WHAT IS EXPECTED: Copy out every row below that contains the string "divider", keeping each one whole.

┌─ DATASET ROWS

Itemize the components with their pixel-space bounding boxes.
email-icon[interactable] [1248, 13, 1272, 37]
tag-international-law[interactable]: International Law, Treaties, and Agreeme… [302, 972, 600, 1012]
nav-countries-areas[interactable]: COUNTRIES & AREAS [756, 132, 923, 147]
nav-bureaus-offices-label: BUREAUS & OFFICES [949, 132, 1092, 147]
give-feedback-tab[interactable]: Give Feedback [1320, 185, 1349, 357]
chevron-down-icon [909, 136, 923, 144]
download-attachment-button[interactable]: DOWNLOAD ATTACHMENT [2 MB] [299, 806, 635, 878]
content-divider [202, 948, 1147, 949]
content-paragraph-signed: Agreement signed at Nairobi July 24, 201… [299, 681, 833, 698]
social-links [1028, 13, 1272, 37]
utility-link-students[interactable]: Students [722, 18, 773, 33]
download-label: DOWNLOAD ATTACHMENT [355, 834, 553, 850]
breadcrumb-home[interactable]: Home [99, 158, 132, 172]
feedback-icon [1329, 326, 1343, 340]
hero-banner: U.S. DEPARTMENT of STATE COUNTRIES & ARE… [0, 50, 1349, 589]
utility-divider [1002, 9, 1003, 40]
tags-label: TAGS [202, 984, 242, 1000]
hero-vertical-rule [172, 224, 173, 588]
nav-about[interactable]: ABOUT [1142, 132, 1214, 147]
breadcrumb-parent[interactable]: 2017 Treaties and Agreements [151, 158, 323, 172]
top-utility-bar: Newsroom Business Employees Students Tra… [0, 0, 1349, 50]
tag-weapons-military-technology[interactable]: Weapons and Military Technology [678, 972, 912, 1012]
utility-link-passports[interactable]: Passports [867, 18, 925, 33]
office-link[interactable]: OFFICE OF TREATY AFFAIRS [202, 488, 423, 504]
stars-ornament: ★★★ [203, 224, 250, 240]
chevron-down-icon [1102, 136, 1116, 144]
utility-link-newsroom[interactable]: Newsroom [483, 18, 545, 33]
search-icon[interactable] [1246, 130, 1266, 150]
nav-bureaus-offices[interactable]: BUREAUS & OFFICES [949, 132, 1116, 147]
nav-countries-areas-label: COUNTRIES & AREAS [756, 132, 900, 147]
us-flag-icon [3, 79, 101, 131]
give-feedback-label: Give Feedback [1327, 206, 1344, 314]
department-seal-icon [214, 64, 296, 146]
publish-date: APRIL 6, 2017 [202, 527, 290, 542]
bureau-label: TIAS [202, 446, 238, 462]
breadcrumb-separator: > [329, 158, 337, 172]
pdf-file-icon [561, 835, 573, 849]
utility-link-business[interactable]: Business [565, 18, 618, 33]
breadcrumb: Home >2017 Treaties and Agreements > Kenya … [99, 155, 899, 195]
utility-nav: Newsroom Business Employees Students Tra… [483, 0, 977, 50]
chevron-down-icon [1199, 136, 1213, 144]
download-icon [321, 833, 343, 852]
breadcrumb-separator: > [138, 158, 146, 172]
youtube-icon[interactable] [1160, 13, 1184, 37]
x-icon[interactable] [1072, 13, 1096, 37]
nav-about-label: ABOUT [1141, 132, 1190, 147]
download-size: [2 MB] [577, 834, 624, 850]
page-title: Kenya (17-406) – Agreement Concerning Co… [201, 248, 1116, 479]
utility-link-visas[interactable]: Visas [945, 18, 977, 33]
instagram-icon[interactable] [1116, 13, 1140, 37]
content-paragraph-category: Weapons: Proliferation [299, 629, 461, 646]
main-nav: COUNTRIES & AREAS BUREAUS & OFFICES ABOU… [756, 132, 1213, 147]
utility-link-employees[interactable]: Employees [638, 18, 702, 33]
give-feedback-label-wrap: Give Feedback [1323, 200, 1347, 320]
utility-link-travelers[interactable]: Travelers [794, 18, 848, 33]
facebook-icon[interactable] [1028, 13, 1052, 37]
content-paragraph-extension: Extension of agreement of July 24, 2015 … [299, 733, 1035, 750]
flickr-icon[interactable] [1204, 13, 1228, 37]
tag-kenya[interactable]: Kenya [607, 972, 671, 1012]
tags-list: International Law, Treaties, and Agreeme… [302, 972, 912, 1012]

└─

COMPLETED EXERCISE:
content-divider [202, 948, 1147, 949]
utility-divider [1002, 9, 1003, 40]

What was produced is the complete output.